• **Exercise brief**
Here are some records. Copy each one exactly.

Saved data entries:
-- start --
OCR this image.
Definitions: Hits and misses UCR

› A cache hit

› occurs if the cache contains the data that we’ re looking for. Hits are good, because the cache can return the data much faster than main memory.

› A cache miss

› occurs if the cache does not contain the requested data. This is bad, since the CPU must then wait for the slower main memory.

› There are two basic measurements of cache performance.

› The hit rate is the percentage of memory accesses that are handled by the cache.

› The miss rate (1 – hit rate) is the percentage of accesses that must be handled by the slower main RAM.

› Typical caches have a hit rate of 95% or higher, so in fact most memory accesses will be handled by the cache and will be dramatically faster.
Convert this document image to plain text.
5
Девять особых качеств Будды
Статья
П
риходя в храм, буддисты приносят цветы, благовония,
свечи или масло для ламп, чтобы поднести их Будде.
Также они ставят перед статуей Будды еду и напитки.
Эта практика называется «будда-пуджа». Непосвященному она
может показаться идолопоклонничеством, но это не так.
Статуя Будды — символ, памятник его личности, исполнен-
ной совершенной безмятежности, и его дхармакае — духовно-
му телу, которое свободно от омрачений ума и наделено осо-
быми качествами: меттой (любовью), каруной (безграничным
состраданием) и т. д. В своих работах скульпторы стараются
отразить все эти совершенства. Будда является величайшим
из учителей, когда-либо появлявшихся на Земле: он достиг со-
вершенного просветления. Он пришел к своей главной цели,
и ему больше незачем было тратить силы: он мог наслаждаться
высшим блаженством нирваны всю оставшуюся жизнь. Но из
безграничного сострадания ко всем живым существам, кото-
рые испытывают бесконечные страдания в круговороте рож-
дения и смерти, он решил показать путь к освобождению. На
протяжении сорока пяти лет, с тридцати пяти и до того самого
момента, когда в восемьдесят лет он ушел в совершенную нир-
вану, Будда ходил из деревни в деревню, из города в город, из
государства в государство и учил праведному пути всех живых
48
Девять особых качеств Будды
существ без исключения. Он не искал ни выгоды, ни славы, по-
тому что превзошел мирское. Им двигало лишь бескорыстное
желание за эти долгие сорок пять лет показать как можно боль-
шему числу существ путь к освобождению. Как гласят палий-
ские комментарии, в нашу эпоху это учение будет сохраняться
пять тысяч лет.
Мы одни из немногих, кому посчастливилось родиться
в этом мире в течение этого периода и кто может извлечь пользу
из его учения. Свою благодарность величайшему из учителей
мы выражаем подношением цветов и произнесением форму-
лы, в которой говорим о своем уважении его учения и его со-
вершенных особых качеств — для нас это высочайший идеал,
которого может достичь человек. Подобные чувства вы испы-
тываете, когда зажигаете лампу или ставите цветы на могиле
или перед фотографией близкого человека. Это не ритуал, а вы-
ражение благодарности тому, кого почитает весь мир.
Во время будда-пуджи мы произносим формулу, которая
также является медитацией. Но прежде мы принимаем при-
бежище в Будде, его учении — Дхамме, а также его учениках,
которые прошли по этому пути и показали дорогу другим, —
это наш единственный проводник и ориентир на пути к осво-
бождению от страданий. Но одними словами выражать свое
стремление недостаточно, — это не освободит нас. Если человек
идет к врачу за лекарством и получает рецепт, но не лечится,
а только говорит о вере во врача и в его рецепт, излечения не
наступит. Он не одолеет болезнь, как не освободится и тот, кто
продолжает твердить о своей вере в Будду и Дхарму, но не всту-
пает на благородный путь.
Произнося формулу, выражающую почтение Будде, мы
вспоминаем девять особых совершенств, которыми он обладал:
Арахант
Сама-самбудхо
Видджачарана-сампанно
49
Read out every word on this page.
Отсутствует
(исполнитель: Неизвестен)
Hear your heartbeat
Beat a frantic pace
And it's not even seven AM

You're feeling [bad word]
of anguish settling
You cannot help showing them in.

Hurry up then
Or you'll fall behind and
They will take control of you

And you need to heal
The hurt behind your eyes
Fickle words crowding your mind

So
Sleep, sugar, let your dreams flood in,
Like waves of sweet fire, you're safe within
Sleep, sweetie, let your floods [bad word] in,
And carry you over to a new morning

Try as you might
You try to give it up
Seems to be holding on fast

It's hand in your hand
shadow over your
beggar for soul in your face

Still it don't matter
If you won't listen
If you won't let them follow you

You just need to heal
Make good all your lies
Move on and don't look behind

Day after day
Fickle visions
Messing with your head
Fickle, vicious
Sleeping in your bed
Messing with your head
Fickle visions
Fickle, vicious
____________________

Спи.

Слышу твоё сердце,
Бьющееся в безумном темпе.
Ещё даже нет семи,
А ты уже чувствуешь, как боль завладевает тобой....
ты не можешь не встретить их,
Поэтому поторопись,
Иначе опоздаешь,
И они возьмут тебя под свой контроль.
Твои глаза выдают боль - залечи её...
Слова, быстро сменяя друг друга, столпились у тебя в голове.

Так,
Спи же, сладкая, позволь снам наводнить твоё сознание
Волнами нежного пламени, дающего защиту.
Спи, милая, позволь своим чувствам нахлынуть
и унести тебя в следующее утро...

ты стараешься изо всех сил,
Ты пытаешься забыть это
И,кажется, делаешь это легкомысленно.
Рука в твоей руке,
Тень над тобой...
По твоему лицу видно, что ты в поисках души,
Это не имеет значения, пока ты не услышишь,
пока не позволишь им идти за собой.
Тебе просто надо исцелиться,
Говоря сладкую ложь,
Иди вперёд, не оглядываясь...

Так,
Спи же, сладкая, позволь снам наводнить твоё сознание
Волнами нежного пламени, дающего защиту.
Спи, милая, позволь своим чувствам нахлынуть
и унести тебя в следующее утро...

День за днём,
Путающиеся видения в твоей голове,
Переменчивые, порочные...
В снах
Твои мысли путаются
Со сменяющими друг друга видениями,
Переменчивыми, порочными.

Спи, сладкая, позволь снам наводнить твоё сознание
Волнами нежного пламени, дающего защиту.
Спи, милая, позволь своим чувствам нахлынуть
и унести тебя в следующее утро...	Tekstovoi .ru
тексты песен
-- end --
• **Full output**
OCR this image.
Definitions: Hits and misses UCR

› A cache hit

› occurs if the cache contains the data that we’ re looking for. Hits are good, because the cache can return the data much faster than main memory.

› A cache miss

› occurs if the cache does not contain the requested data. This is bad, since the CPU must then wait for the slower main memory.

› There are two basic measurements of cache performance.

› The hit rate is the percentage of memory accesses that are handled by the cache.

› The miss rate (1 – hit rate) is the percentage of accesses that must be handled by the slower main RAM.

› Typical caches have a hit rate of 95% or higher, so in fact most memory accesses will be handled by the cache and will be dramatically faster.
Convert this document image to plain text.
5
Девять особых качеств Будды
Статья
П
риходя в храм, буддисты приносят цветы, благовония,
свечи или масло для ламп, чтобы поднести их Будде.
Также они ставят перед статуей Будды еду и напитки.
Эта практика называется «будда-пуджа». Непосвященному она
может показаться идолопоклонничеством, но это не так.
Статуя Будды — символ, памятник его личности, исполнен-
ной совершенной безмятежности, и его дхармакае — духовно-
му телу, которое свободно от омрачений ума и наделено осо-
быми качествами: меттой (любовью), каруной (безграничным
состраданием) и т. д. В своих работах скульпторы стараются
отразить все эти совершенства. Будда является величайшим
из учителей, когда-либо появлявшихся на Земле: он достиг со-
вершенного просветления. Он пришел к своей главной цели,
и ему больше незачем было тратить силы: он мог наслаждаться
высшим блаженством нирваны всю оставшуюся жизнь. Но из
безграничного сострадания ко всем живым существам, кото-
рые испытывают бесконечные страдания в круговороте рож-
дения и смерти, он решил показать путь к освобождению. На
протяжении сорока пяти лет, с тридцати пяти и до того самого
момента, когда в восемьдесят лет он ушел в совершенную нир-
вану, Будда ходил из деревни в деревню, из города в город, из
государства в государство и учил праведному пути всех живых
48
Девять особых качеств Будды
существ без исключения. Он не искал ни выгоды, ни славы, по-
тому что превзошел мирское. Им двигало лишь бескорыстное
желание за эти долгие сорок пять лет показать как можно боль-
шему числу существ путь к освобождению. Как гласят палий-
ские комментарии, в нашу эпоху это учение будет сохраняться
пять тысяч лет.
Мы одни из немногих, кому посчастливилось родиться
в этом мире в течение этого периода и кто может извлечь пользу
из его учения. Свою благодарность величайшему из учителей
мы выражаем подношением цветов и произнесением форму-
лы, в которой говорим о своем уважении его учения и его со-
вершенных особых качеств — для нас это высочайший идеал,
которого может достичь человек. Подобные чувства вы испы-
тываете, когда зажигаете лампу или ставите цветы на могиле
или перед фотографией близкого человека. Это не ритуал, а вы-
ражение благодарности тому, кого почитает весь мир.
Во время будда-пуджи мы произносим формулу, которая
также является медитацией. Но прежде мы принимаем при-
бежище в Будде, его учении — Дхамме, а также его учениках,
которые прошли по этому пути и показали дорогу другим, —
это наш единственный проводник и ориентир на пути к осво-
бождению от страданий. Но одними словами выражать свое
стремление недостаточно, — это не освободит нас. Если человек
идет к врачу за лекарством и получает рецепт, но не лечится,
а только говорит о вере во врача и в его рецепт, излечения не
наступит. Он не одолеет болезнь, как не освободится и тот, кто
продолжает твердить о своей вере в Будду и Дхарму, но не всту-
пает на благородный путь.
Произнося формулу, выражающую почтение Будде, мы
вспоминаем девять особых совершенств, которыми он обладал:
Арахант
Сама-самбудхо
Видджачарана-сампанно
49
Read out every word on this page.
Отсутствует
(исполнитель: Неизвестен)
Hear your heartbeat
Beat a frantic pace
And it's not even seven AM

You're feeling [bad word]
of anguish settling
You cannot help showing them in.

Hurry up then
Or you'll fall behind and
They will take control of you

And you need to heal
The hurt behind your eyes
Fickle words crowding your mind

So
Sleep, sugar, let your dreams flood in,
Like waves of sweet fire, you're safe within
Sleep, sweetie, let your floods [bad word] in,
And carry you over to a new morning

Try as you might
You try to give it up
Seems to be holding on fast

It's hand in your hand
shadow over your
beggar for soul in your face

Still it don't matter
If you won't listen
If you won't let them follow you

You just need to heal
Make good all your lies
Move on and don't look behind

Day after day
Fickle visions
Messing with your head
Fickle, vicious
Sleeping in your bed
Messing with your head
Fickle visions
Fickle, vicious
____________________

Спи.

Слышу твоё сердце,
Бьющееся в безумном темпе.
Ещё даже нет семи,
А ты уже чувствуешь, как боль завладевает тобой....
ты не можешь не встретить их,
Поэтому поторопись,
Иначе опоздаешь,
И они возьмут тебя под свой контроль.
Твои глаза выдают боль - залечи её...
Слова, быстро сменяя друг друга, столпились у тебя в голове.

Так,
Спи же, сладкая, позволь снам наводнить твоё сознание
Волнами нежного пламени, дающего защиту.
Спи, милая, позволь своим чувствам нахлынуть
и унести тебя в следующее утро...

ты стараешься изо всех сил,
Ты пытаешься забыть это
И,кажется, делаешь это легкомысленно.
Рука в твоей руке,
Тень над тобой...
По твоему лицу видно, что ты в поисках души,
Это не имеет значения, пока ты не услышишь,
пока не позволишь им идти за собой.
Тебе просто надо исцелиться,
Говоря сладкую ложь,
Иди вперёд, не оглядываясь...

Так,
Спи же, сладкая, позволь снам наводнить твоё сознание
Волнами нежного пламени, дающего защиту.
Спи, милая, позволь своим чувствам нахлынуть
и унести тебя в следующее утро...

День за днём,
Путающиеся видения в твоей голове,
Переменчивые, порочные...
В снах
Твои мысли путаются
Со сменяющими друг друга видениями,
Переменчивыми, порочными.

Спи, сладкая, позволь снам наводнить твоё сознание
Волнами нежного пламени, дающего защиту.
Спи, милая, позволь своим чувствам нахлынуть
и унести тебя в следующее утро...	Tekstovoi .ru
тексты песен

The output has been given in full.